Data to use:
————
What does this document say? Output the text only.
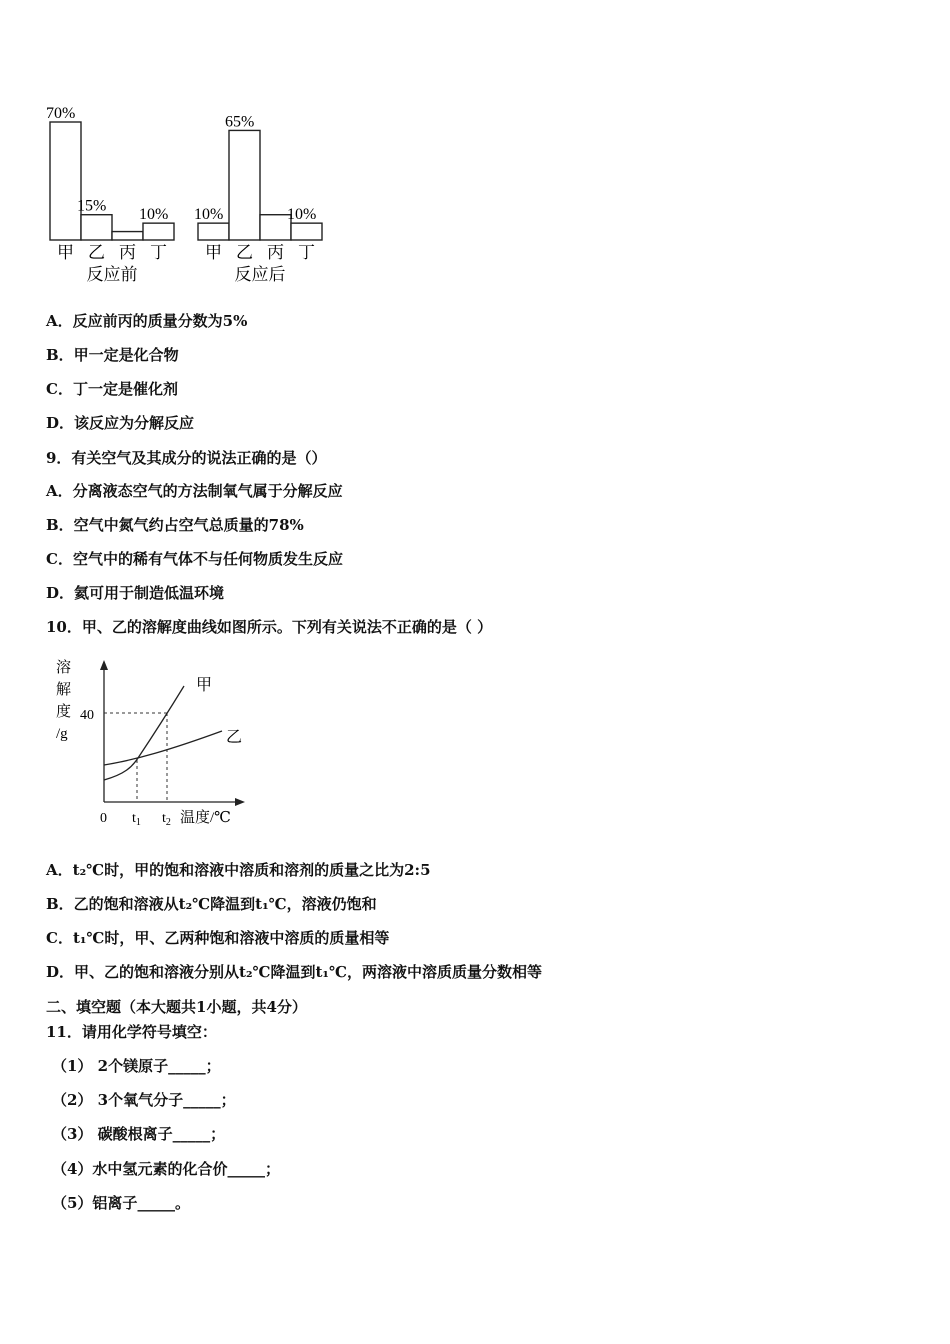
70%
甲
15%
乙 丙
10%
丁
反应前
10%
甲
65%
乙 丙
10%
丁
反应后
A．反应前丙的质量分数为5%
B．甲一定是化合物
C．丁一定是催化剂
D．该反应为分解反应
9．有关空气及其成分的说法正确的是（）
A．分离液态空气的方法制氧气属于分解反应
B．空气中氮气约占空气总质量的78%
C．空气中的稀有气体不与任何物质发生反应
D．氦可用于制造低温环境
10．甲、乙的溶解度曲线如图所示。下列有关说法不正确的是（ ）
溶
解
度
/g
甲
乙
40
0 $t_1$ $t_2$ 温度/℃
A．t₂℃时，甲的饱和溶液中溶质和溶剂的质量之比为2:5
B．乙的饱和溶液从t₂℃降温到t₁℃，溶液仍饱和
C．t₁℃时，甲、乙两种饱和溶液中溶质的质量相等
D．甲、乙的饱和溶液分别从t₂℃降温到t₁℃，两溶液中溶质质量分数相等
二、填空题（本大题共1小题，共4分）
11．请用化学符号填空：
（1） 2个镁原子_____；
（2） 3个氧气分子_____；
（3） 碳酸根离子_____；
（4）水中氢元素的化合价_____；
（5）铝离子_____。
————
Exercise brief: Leave the pictures out and write out every entry exactly as given.

Task answer:
What does this document say? Output the text only.
70%
甲
15%
乙 丙
10%
丁
反应前
10%
甲
65%
乙 丙
10%
丁
反应后
A．反应前丙的质量分数为5%
B．甲一定是化合物
C．丁一定是催化剂
D．该反应为分解反应
9．有关空气及其成分的说法正确的是（）
A．分离液态空气的方法制氧气属于分解反应
B．空气中氮气约占空气总质量的78%
C．空气中的稀有气体不与任何物质发生反应
D．氦可用于制造低温环境
10．甲、乙的溶解度曲线如图所示。下列有关说法不正确的是（ ）
溶
解
度
/g
甲
乙
40
0 $t_1$ $t_2$ 温度/℃
A．t₂℃时，甲的饱和溶液中溶质和溶剂的质量之比为2:5
B．乙的饱和溶液从t₂℃降温到t₁℃，溶液仍饱和
C．t₁℃时，甲、乙两种饱和溶液中溶质的质量相等
D．甲、乙的饱和溶液分别从t₂℃降温到t₁℃，两溶液中溶质质量分数相等
二、填空题（本大题共1小题，共4分）
11．请用化学符号填空：
（1） 2个镁原子_____；
（2） 3个氧气分子_____；
（3） 碳酸根离子_____；
（4）水中氢元素的化合价_____；
（5）铝离子_____。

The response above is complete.